Work to be completed: Look through the entries below and count the lines with the word "некоторых" in them; give only the number.
#####
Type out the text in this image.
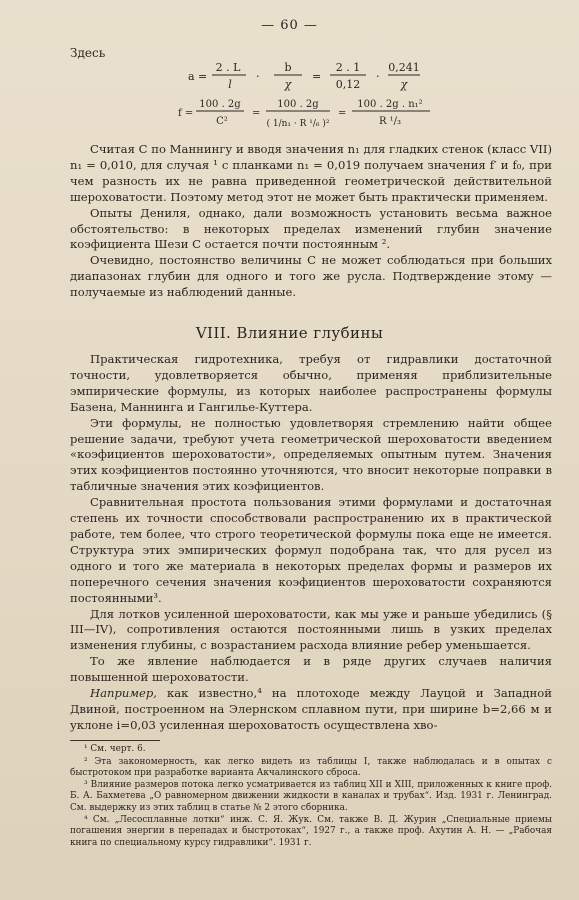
— 60 —
Здесь
a =
2 . L
l
·
b
χ
=
2 . 1
0,12
·
0,241
χ
f =
100 . 2g
C²
=
100 . 2g
( 1/n₁ · R ¹/₆ )²
=
100 . 2g . n₁²
R ¹/₃

Считая C по Маннингу и вводя значения n₁ для гладких стенок (класс VII) n₁ = 0,010, для случая ¹ с планками n₁ = 0,019 получаем значения f′ и f₀, при чем разность их не равна приведенной геометрической действительной шероховатости. Поэтому метод этот не может быть практически применяем.

Опыты Дениля, однако, дали возможность установить весьма важное обстоятельство: в некоторых пределах изменений глубин значение коэфициента Шези C остается почти постоянным ².

Очевидно, постоянство величины C не может соблюдаться при больших диапазонах глубин для одного и того же русла. Подтверждение этому — получаемые из наблюдений данные.

VIII. Влияние глубины

Практическая гидротехника, требуя от гидравлики достаточной точности, удовлетворяется обычно, применяя приблизительные эмпирические формулы, из которых наиболее распространены формулы Базена, Маннинга и Гангилье-Куттера.

Эти формулы, не полностью удовлетворяя стремлению найти общее решение задачи, требуют учета геометрической шероховатости введением «коэфициентов шероховатости», определяемых опытным путем. Значения этих коэфициентов постоянно уточняются, что вносит некоторые поправки в табличные значения этих коэфициентов.

Сравнительная простота пользования этими формулами и достаточная степень их точности способствовали распространению их в практической работе, тем более, что строго теоретической формулы пока еще не имеется. Структура этих эмпирических формул подобрана так, что для русел из одного и того же материала в некоторых пределах формы и размеров их поперечного сечения значения коэфициентов шероховатости сохраняются постоянными³.

Для лотков усиленной шероховатости, как мы уже и раньше убедились (§ III—IV), сопротивления остаются постоянными лишь в узких пределах изменения глубины, с возрастанием расхода влияние ребер уменьшается.

То же явление наблюдается и в ряде других случаев наличия повышенной шероховатости.

Например, как известно,⁴ на плотоходе между Лауцой и Западной Двиной, построенном на Элернском сплавном пути, при ширине b=2,66 м и уклоне i=0,03 усиленная шероховатость осуществлена хво-

¹ См. черт. 6.

² Эта закономерность, как легко видеть из таблицы I, также наблюдалась и в опытах с быстротоком при разработке варианта Акчалинского сброса.

³ Влияние размеров потока легко усматривается из таблиц XII и XIII, приложенных к книге проф. Б. А. Бахметева „О равномерном движении жидкости в каналах и трубах“. Изд. 1931 г. Ленинград. См. выдержку из этих таблиц в статье № 2 этого сборника.

⁴ См. „Лесосплавные лотки“ инж. С. Я. Жук. См. также В. Д. Журин „Специальные приемы погашения энергии в перепадах и быстротоках“, 1927 г., а также проф. Ахутин А. Н. — „Рабочая книга по специальному курсу гидравлики“. 1931 г.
#####
Response to the exercise: 2